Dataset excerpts
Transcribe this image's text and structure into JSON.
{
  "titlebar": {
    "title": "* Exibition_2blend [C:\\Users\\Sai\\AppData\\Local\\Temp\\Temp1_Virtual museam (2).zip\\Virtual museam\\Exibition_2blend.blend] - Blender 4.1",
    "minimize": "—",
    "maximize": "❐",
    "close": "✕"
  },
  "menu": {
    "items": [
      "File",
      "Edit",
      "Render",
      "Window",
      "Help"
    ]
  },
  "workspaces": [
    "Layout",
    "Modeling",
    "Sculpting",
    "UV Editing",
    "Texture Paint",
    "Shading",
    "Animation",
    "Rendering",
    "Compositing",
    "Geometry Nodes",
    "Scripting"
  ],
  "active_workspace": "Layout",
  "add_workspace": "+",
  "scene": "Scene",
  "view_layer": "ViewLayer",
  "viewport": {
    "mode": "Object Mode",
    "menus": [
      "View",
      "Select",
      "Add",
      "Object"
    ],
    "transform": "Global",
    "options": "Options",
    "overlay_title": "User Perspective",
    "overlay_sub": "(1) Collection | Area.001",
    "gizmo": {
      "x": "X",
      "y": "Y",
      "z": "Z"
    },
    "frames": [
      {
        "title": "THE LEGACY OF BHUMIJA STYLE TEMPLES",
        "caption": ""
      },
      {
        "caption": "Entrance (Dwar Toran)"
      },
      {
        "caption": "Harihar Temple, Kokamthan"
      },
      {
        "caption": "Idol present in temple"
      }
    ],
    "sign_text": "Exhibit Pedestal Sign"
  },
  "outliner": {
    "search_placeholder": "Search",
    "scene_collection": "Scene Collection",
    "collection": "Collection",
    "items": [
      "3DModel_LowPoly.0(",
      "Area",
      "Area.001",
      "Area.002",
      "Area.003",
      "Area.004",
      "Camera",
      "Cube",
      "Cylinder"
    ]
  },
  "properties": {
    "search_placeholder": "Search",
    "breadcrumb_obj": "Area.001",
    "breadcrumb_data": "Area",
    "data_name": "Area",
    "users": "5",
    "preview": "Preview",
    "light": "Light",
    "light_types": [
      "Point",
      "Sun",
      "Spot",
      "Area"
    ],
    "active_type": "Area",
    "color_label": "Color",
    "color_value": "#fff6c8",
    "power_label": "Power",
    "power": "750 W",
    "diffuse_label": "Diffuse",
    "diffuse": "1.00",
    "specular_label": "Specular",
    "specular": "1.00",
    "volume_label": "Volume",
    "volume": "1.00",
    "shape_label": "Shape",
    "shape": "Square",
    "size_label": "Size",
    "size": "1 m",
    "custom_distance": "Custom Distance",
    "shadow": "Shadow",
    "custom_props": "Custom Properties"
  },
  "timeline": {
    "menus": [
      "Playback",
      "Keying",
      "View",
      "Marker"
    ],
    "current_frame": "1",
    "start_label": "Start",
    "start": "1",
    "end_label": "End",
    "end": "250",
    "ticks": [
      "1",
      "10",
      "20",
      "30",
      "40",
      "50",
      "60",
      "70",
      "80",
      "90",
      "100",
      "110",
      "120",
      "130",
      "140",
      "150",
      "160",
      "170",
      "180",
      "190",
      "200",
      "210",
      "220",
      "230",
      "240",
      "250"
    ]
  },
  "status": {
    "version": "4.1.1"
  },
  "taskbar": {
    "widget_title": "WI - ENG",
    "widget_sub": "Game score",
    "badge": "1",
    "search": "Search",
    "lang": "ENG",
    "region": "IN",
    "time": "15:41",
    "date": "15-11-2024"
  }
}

- **Request**:
Each line above must be printed exactly as it appears.

- **Written solution**:
Transcribe this image's text and structure into JSON.
{
  "titlebar": {
    "title": "* Exibition_2blend [C:\\Users\\Sai\\AppData\\Local\\Temp\\Temp1_Virtual museam (2).zip\\Virtual museam\\Exibition_2blend.blend] - Blender 4.1",
    "minimize": "—",
    "maximize": "❐",
    "close": "✕"
  },
  "menu": {
    "items": [
      "File",
      "Edit",
      "Render",
      "Window",
      "Help"
    ]
  },
  "workspaces": [
    "Layout",
    "Modeling",
    "Sculpting",
    "UV Editing",
    "Texture Paint",
    "Shading",
    "Animation",
    "Rendering",
    "Compositing",
    "Geometry Nodes",
    "Scripting"
  ],
  "active_workspace": "Layout",
  "add_workspace": "+",
  "scene": "Scene",
  "view_layer": "ViewLayer",
  "viewport": {
    "mode": "Object Mode",
    "menus": [
      "View",
      "Select",
      "Add",
      "Object"
    ],
    "transform": "Global",
    "options": "Options",
    "overlay_title": "User Perspective",
    "overlay_sub": "(1) Collection | Area.001",
    "gizmo": {
      "x": "X",
      "y": "Y",
      "z": "Z"
    },
    "frames": [
      {
        "title": "THE LEGACY OF BHUMIJA STYLE TEMPLES",
        "caption": ""
      },
      {
        "caption": "Entrance (Dwar Toran)"
      },
      {
        "caption": "Harihar Temple, Kokamthan"
      },
      {
        "caption": "Idol present in temple"
      }
    ],
    "sign_text": "Exhibit Pedestal Sign"
  },
  "outliner": {
    "search_placeholder": "Search",
    "scene_collection": "Scene Collection",
    "collection": "Collection",
    "items": [
      "3DModel_LowPoly.0(",
      "Area",
      "Area.001",
      "Area.002",
      "Area.003",
      "Area.004",
      "Camera",
      "Cube",
      "Cylinder"
    ]
  },
  "properties": {
    "search_placeholder": "Search",
    "breadcrumb_obj": "Area.001",
    "breadcrumb_data": "Area",
    "data_name": "Area",
    "users": "5",
    "preview": "Preview",
    "light": "Light",
    "light_types": [
      "Point",
      "Sun",
      "Spot",
      "Area"
    ],
    "active_type": "Area",
    "color_label": "Color",
    "color_value": "#fff6c8",
    "power_label": "Power",
    "power": "750 W",
    "diffuse_label": "Diffuse",
    "diffuse": "1.00",
    "specular_label": "Specular",
    "specular": "1.00",
    "volume_label": "Volume",
    "volume": "1.00",
    "shape_label": "Shape",
    "shape": "Square",
    "size_label": "Size",
    "size": "1 m",
    "custom_distance": "Custom Distance",
    "shadow": "Shadow",
    "custom_props": "Custom Properties"
  },
  "timeline": {
    "menus": [
      "Playback",
      "Keying",
      "View",
      "Marker"
    ],
    "current_frame": "1",
    "start_label": "Start",
    "start": "1",
    "end_label": "End",
    "end": "250",
    "ticks": [
      "1",
      "10",
      "20",
      "30",
      "40",
      "50",
      "60",
      "70",
      "80",
      "90",
      "100",
      "110",
      "120",
      "130",
      "140",
      "150",
      "160",
      "170",
      "180",
      "190",
      "200",
      "210",
      "220",
      "230",
      "240",
      "250"
    ]
  },
  "status": {
    "version": "4.1.1"
  },
  "taskbar": {
    "widget_title": "WI - ENG",
    "widget_sub": "Game score",
    "badge": "1",
    "search": "Search",
    "lang": "ENG",
    "region": "IN",
    "time": "15:41",
    "date": "15-11-2024"
  }
}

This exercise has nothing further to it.